#### Data extract
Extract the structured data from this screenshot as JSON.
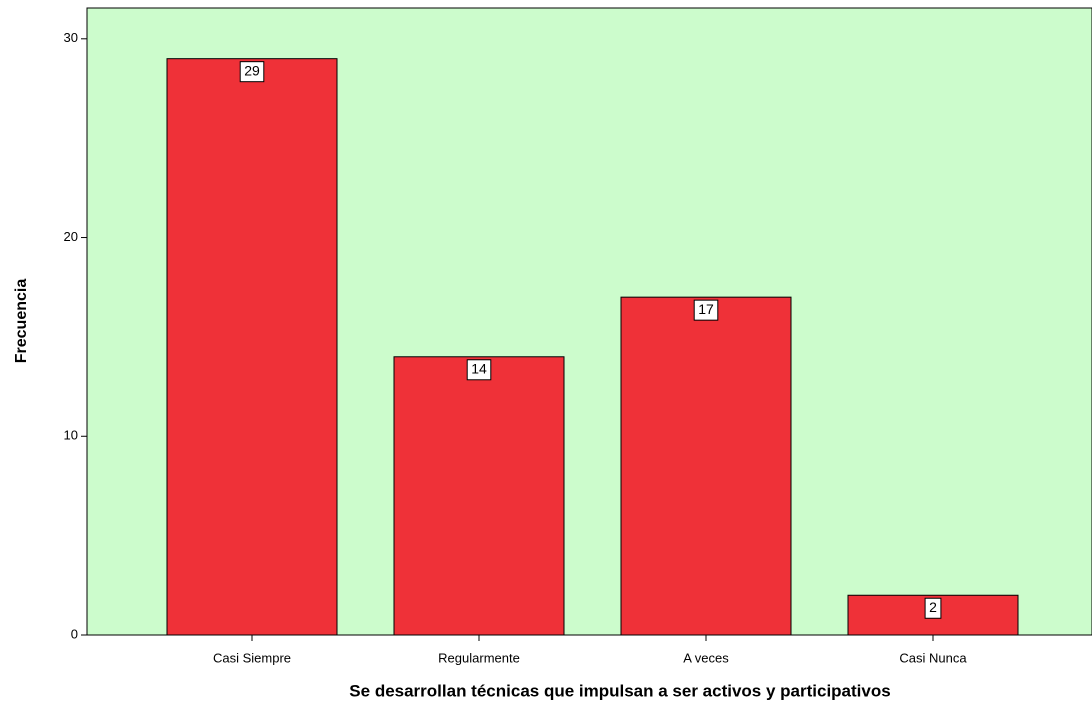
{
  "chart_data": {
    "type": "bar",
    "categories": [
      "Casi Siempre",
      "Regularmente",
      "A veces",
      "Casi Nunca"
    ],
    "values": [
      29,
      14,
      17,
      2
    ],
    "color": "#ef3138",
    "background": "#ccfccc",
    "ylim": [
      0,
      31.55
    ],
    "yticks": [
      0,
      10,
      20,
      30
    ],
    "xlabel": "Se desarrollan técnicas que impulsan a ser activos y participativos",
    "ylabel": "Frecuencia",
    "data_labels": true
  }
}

#### Your objective
Quote the material word for word, dropping any images it holds.

#### Solution to the problem
Extract the structured data from this screenshot as JSON.
{
  "chart_data": {
    "type": "bar",
    "categories": [
      "Casi Siempre",
      "Regularmente",
      "A veces",
      "Casi Nunca"
    ],
    "values": [
      29,
      14,
      17,
      2
    ],
    "color": "#ef3138",
    "background": "#ccfccc",
    "ylim": [
      0,
      31.55
    ],
    "yticks": [
      0,
      10,
      20,
      30
    ],
    "xlabel": "Se desarrollan técnicas que impulsan a ser activos y participativos",
    "ylabel": "Frecuencia",
    "data_labels": true
  }
}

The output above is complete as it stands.